** WHAT THE EXERCISE ASKS **
Write out every entry, unchanged. Skip any picture.

** DATA FOR PROCESSING **

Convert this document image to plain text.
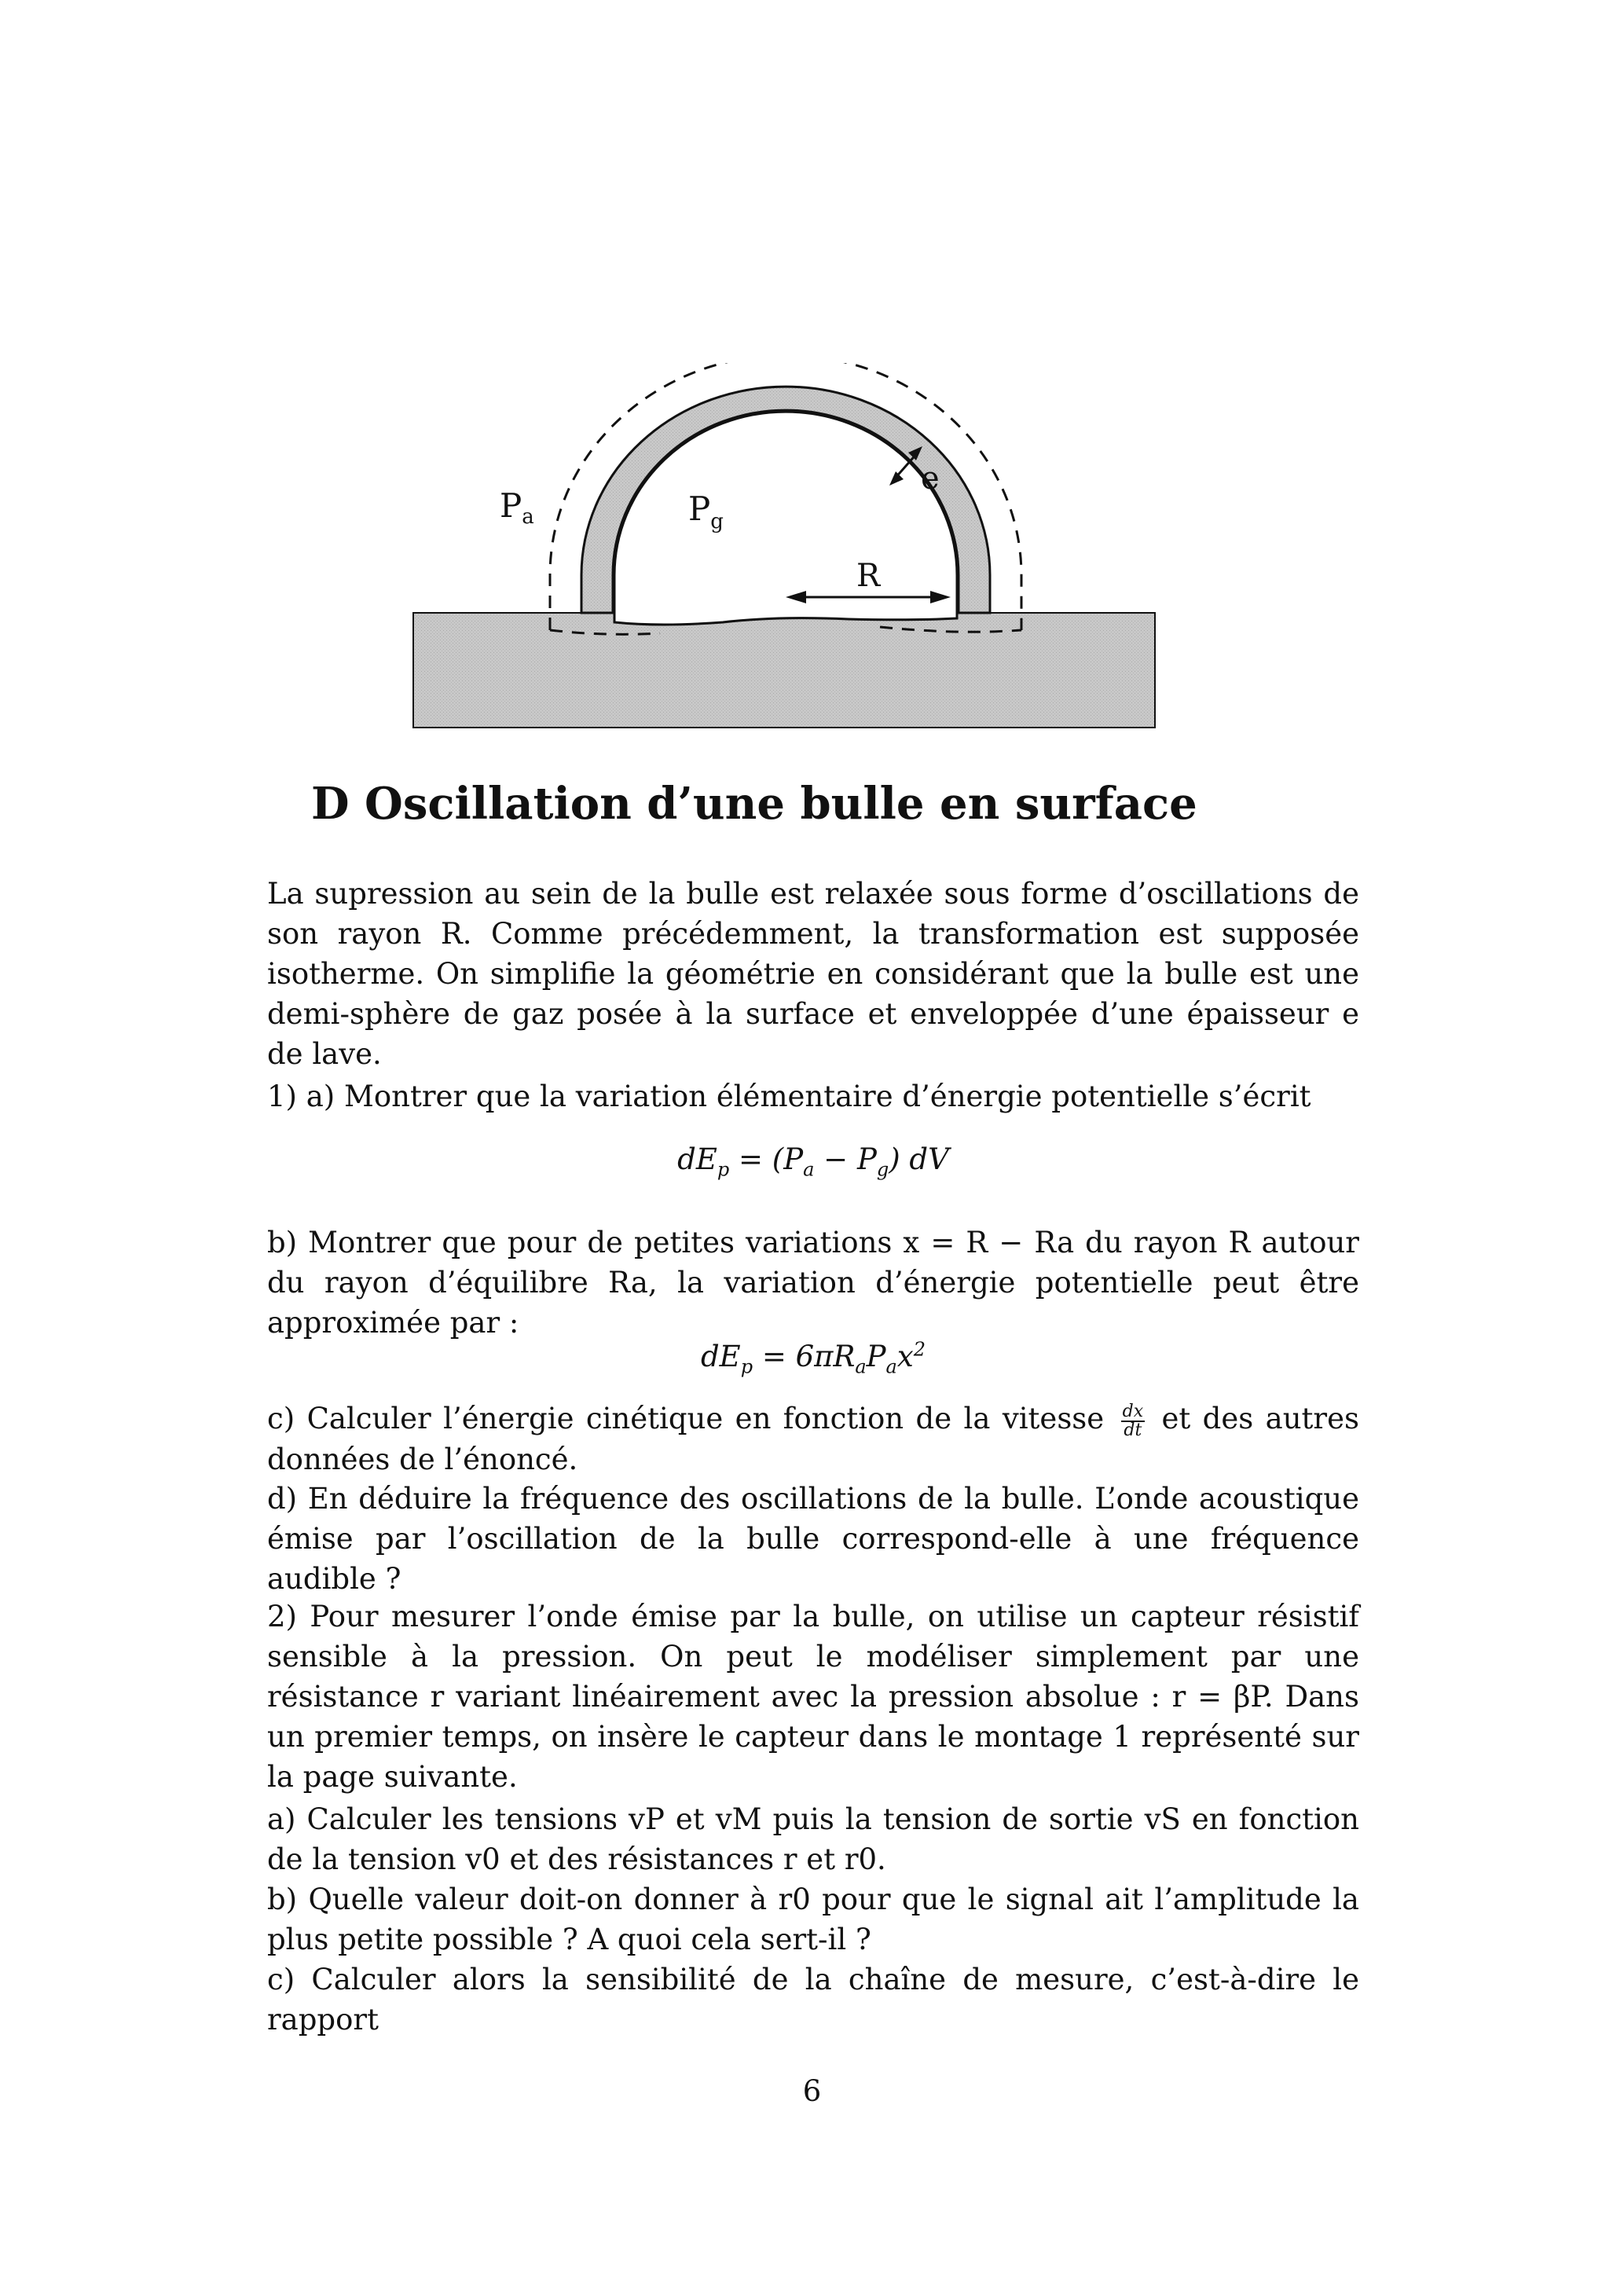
Pa	$P_g$
e
R
D Oscillation d’une bulle en surface

La supression au sein de la bulle est relaxée sous forme d’oscillations de son rayon R. Comme précédemment, la transformation est supposée isotherme. On simplifie la géométrie en considérant que la bulle est une demi-sphère de gaz posée à la surface et enveloppée d’une épaisseur e de lave.

1) a) Montrer que la variation élémentaire d’énergie potentielle s’écrit

$dE_p = (P_a - P_g)$ dV

b) Montrer que pour de petites variations x = R − Ra du rayon R autour du rayon d’équilibre Ra, la variation d’énergie potentielle peut être approximée par :

$dE_p = 6\pi R_aP_ax^2$

c) Calculer l’énergie cinétique en fonction de la vitesse $\frac{dx}{dt}$ et des autres données de l’énoncé.

d) En déduire la fréquence des oscillations de la bulle. L’onde acoustique émise par l’oscillation de la bulle correspond-elle à une fréquence audible ?

2) Pour mesurer l’onde émise par la bulle, on utilise un capteur résistif sensible à la pression. On peut le modéliser simplement par une résistance r variant linéairement avec la pression absolue : r = βP. Dans un premier temps, on insère le capteur dans le montage 1 représenté sur la page suivante.

a) Calculer les tensions vP et vM puis la tension de sortie vS en fonction de la tension v0 et des résistances r et r0.

b) Quelle valeur doit-on donner à r0 pour que le signal ait l’amplitude la plus petite possible ? A quoi cela sert-il ?

c) Calculer alors la sensibilité de la chaîne de mesure, c’est-à-dire le rapport

6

** EXERCISE RESPONSE **
Convert this document image to plain text.
Pa	$P_g$
e
R
D Oscillation d’une bulle en surface

La supression au sein de la bulle est relaxée sous forme d’oscillations de son rayon R. Comme précédemment, la transformation est supposée isotherme. On simplifie la géométrie en considérant que la bulle est une demi-sphère de gaz posée à la surface et enveloppée d’une épaisseur e de lave.

1) a) Montrer que la variation élémentaire d’énergie potentielle s’écrit

$dE_p = (P_a - P_g)$ dV

b) Montrer que pour de petites variations x = R − Ra du rayon R autour du rayon d’équilibre Ra, la variation d’énergie potentielle peut être approximée par :

$dE_p = 6\pi R_aP_ax^2$

c) Calculer l’énergie cinétique en fonction de la vitesse $\frac{dx}{dt}$ et des autres données de l’énoncé.

d) En déduire la fréquence des oscillations de la bulle. L’onde acoustique émise par l’oscillation de la bulle correspond-elle à une fréquence audible ?

2) Pour mesurer l’onde émise par la bulle, on utilise un capteur résistif sensible à la pression. On peut le modéliser simplement par une résistance r variant linéairement avec la pression absolue : r = βP. Dans un premier temps, on insère le capteur dans le montage 1 représenté sur la page suivante.

a) Calculer les tensions vP et vM puis la tension de sortie vS en fonction de la tension v0 et des résistances r et r0.

b) Quelle valeur doit-on donner à r0 pour que le signal ait l’amplitude la plus petite possible ? A quoi cela sert-il ?

c) Calculer alors la sensibilité de la chaîne de mesure, c’est-à-dire le rapport

6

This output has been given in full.